— START OF The input —

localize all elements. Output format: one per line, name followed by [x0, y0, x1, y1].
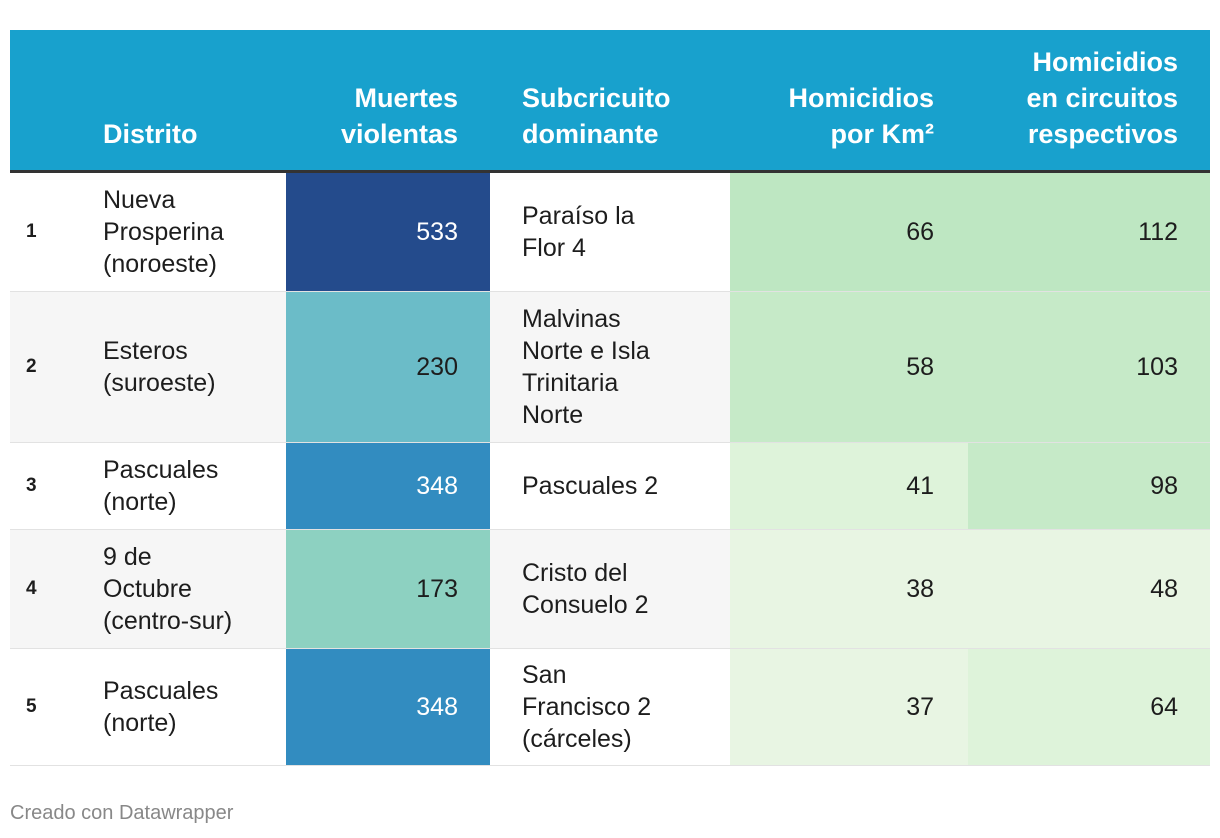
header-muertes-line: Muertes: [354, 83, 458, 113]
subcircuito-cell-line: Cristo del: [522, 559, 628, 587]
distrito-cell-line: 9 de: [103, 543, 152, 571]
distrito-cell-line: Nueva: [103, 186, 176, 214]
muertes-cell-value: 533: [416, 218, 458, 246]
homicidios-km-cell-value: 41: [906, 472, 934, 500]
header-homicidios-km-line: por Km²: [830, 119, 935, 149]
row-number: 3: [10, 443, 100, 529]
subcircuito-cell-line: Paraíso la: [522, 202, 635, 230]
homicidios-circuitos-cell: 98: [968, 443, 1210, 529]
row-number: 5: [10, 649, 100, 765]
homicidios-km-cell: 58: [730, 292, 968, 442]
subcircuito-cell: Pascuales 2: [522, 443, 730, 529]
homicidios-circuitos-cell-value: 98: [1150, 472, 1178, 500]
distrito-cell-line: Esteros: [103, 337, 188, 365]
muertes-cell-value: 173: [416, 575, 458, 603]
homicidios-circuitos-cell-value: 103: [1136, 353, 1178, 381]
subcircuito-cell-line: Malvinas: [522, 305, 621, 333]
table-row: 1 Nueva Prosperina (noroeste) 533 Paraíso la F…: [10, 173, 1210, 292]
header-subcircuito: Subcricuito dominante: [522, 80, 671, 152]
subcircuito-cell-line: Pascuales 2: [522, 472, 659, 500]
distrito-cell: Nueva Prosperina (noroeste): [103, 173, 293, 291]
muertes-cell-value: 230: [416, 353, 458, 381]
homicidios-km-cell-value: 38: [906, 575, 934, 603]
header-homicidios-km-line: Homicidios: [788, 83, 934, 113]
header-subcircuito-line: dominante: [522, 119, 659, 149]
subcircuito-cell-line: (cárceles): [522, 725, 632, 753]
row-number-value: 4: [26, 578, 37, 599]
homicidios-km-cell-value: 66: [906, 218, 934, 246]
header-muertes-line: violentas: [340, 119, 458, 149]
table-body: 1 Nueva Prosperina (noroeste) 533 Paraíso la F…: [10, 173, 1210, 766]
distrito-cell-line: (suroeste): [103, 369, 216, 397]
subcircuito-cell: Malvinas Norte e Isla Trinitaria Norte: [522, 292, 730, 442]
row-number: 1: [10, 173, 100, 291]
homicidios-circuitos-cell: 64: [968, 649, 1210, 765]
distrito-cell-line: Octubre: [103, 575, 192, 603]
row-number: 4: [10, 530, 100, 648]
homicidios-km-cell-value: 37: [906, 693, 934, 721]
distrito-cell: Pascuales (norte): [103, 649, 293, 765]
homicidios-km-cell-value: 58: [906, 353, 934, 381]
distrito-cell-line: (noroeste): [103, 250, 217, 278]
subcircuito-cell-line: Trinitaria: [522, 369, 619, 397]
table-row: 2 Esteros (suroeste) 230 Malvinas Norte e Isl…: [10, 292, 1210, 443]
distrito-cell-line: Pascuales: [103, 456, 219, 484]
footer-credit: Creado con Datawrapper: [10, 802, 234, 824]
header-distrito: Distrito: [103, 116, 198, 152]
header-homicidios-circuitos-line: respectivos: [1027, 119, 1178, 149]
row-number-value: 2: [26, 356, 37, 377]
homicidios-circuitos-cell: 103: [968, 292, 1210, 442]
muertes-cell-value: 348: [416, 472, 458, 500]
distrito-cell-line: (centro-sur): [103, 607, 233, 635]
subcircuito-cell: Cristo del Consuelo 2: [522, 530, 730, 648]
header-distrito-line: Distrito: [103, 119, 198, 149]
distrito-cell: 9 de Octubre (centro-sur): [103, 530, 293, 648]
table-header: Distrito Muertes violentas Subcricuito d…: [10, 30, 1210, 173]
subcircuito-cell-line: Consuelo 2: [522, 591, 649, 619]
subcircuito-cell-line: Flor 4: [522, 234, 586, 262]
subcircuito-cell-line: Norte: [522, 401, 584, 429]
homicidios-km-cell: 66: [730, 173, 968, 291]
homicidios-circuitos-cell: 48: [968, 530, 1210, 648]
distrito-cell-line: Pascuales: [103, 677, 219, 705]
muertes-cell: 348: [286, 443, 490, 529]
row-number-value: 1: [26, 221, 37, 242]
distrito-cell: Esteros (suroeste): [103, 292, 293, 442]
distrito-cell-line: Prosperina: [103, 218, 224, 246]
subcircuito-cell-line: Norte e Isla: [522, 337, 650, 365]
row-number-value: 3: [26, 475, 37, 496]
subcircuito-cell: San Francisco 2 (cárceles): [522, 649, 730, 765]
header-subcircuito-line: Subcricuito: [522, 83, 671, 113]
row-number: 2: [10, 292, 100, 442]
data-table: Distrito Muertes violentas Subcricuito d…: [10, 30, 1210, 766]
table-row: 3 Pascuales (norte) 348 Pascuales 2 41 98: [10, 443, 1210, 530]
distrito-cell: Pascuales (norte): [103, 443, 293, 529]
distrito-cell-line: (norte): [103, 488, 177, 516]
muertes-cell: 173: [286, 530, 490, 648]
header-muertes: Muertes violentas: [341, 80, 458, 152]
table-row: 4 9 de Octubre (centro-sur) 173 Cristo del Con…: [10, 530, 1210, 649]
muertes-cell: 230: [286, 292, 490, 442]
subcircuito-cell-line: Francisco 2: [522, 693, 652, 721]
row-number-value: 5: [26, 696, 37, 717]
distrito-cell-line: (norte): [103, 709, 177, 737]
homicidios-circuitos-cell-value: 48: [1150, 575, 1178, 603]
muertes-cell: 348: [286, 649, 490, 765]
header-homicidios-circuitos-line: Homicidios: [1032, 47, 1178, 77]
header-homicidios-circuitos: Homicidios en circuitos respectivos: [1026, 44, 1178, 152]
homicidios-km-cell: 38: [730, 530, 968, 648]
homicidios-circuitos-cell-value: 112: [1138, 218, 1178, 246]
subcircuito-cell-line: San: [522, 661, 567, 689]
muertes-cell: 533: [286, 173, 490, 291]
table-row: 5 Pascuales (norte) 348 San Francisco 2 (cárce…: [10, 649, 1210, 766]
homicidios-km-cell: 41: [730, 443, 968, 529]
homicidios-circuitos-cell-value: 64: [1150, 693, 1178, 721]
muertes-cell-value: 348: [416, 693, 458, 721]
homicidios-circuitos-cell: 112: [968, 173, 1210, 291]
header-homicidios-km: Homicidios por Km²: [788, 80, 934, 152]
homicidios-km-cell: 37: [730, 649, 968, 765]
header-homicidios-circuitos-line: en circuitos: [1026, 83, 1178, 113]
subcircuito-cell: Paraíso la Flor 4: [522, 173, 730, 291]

— END OF The input —
— START OF The input —

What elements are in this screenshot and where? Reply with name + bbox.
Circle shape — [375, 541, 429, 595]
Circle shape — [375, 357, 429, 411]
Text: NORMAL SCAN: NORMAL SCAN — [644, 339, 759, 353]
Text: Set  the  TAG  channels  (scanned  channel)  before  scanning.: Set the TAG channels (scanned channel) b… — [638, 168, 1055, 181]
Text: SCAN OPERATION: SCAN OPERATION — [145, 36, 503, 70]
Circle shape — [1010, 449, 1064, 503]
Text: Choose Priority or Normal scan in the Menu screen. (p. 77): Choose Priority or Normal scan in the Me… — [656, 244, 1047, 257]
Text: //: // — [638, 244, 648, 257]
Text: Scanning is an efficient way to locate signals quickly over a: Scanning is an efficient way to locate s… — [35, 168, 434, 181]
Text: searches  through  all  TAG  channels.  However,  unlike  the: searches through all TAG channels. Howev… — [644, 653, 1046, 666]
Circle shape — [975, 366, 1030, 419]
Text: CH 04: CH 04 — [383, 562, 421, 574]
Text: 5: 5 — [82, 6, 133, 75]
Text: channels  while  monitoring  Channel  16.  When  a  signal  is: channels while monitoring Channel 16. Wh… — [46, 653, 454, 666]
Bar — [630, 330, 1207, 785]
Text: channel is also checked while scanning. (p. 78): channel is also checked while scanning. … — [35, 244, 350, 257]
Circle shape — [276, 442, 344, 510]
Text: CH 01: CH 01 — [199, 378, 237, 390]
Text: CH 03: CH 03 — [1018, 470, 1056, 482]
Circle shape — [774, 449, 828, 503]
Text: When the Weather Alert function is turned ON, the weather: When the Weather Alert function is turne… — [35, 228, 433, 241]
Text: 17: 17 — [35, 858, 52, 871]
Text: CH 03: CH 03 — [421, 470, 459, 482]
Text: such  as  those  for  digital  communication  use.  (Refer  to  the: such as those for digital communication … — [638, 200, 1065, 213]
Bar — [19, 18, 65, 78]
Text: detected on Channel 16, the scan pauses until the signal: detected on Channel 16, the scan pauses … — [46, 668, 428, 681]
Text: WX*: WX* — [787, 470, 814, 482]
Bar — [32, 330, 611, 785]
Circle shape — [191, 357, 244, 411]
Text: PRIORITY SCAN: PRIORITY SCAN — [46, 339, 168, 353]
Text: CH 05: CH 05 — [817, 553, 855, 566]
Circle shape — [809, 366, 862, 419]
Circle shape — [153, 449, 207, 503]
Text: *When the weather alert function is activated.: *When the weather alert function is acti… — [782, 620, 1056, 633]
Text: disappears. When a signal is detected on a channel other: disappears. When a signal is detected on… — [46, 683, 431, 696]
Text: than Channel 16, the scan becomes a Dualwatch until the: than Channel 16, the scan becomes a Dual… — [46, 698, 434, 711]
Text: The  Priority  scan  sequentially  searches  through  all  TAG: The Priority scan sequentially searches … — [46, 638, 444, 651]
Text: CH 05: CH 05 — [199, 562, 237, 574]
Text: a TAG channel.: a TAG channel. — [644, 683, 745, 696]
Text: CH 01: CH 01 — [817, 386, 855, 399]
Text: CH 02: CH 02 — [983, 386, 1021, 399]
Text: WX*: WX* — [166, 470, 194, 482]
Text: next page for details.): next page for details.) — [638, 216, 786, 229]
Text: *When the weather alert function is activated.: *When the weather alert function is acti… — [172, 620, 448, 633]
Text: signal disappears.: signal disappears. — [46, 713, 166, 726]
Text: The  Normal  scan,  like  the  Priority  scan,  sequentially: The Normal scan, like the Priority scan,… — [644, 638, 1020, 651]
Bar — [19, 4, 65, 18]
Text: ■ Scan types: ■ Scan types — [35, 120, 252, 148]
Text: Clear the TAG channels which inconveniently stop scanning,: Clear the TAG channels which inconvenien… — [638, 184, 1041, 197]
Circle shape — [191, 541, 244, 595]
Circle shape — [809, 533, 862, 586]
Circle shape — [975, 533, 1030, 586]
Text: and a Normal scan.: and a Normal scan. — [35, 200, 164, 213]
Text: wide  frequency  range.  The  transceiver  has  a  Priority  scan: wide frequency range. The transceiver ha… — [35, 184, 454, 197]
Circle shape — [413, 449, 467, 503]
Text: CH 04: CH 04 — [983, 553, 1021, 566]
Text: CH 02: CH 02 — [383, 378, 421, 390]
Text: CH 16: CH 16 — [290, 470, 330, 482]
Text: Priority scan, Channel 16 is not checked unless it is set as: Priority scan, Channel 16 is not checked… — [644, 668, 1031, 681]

— END OF The input —

→ **What to work on**
Extract each line of the material above that contains the string "Francisco".

→ **Answer to this exercise**
subcircuito-cell: San Francisco 2 (cárceles): [522, 649, 730, 765]
subcircuito-cell-line: Francisco 2: [522, 693, 652, 721]
table-row: 5 Pascuales (norte) 348 San Francisco 2 (cárce…: [10, 649, 1210, 766]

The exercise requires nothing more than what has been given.